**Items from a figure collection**
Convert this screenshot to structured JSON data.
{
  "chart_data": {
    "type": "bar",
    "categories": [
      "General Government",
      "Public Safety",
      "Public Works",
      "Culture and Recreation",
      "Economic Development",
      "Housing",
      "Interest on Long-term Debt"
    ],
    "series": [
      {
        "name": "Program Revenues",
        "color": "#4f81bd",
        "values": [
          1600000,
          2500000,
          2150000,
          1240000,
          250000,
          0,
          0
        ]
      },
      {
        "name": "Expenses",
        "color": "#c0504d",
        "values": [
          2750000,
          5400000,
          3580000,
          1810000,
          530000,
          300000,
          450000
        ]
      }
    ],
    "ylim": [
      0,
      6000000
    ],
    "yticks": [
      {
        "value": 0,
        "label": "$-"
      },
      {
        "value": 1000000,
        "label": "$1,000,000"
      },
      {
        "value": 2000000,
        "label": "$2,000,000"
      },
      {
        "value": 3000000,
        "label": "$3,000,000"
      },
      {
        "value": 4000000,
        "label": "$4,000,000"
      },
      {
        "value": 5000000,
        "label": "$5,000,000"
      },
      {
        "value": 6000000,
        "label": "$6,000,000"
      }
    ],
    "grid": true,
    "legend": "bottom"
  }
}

**Task to carry out**
Output the data above exactly, please, line for line.

**Written reply**
Convert this screenshot to structured JSON data.
{
  "chart_data": {
    "type": "bar",
    "categories": [
      "General Government",
      "Public Safety",
      "Public Works",
      "Culture and Recreation",
      "Economic Development",
      "Housing",
      "Interest on Long-term Debt"
    ],
    "series": [
      {
        "name": "Program Revenues",
        "color": "#4f81bd",
        "values": [
          1600000,
          2500000,
          2150000,
          1240000,
          250000,
          0,
          0
        ]
      },
      {
        "name": "Expenses",
        "color": "#c0504d",
        "values": [
          2750000,
          5400000,
          3580000,
          1810000,
          530000,
          300000,
          450000
        ]
      }
    ],
    "ylim": [
      0,
      6000000
    ],
    "yticks": [
      {
        "value": 0,
        "label": "$-"
      },
      {
        "value": 1000000,
        "label": "$1,000,000"
      },
      {
        "value": 2000000,
        "label": "$2,000,000"
      },
      {
        "value": 3000000,
        "label": "$3,000,000"
      },
      {
        "value": 4000000,
        "label": "$4,000,000"
      },
      {
        "value": 5000000,
        "label": "$5,000,000"
      },
      {
        "value": 6000000,
        "label": "$6,000,000"
      }
    ],
    "grid": true,
    "legend": "bottom"
  }
}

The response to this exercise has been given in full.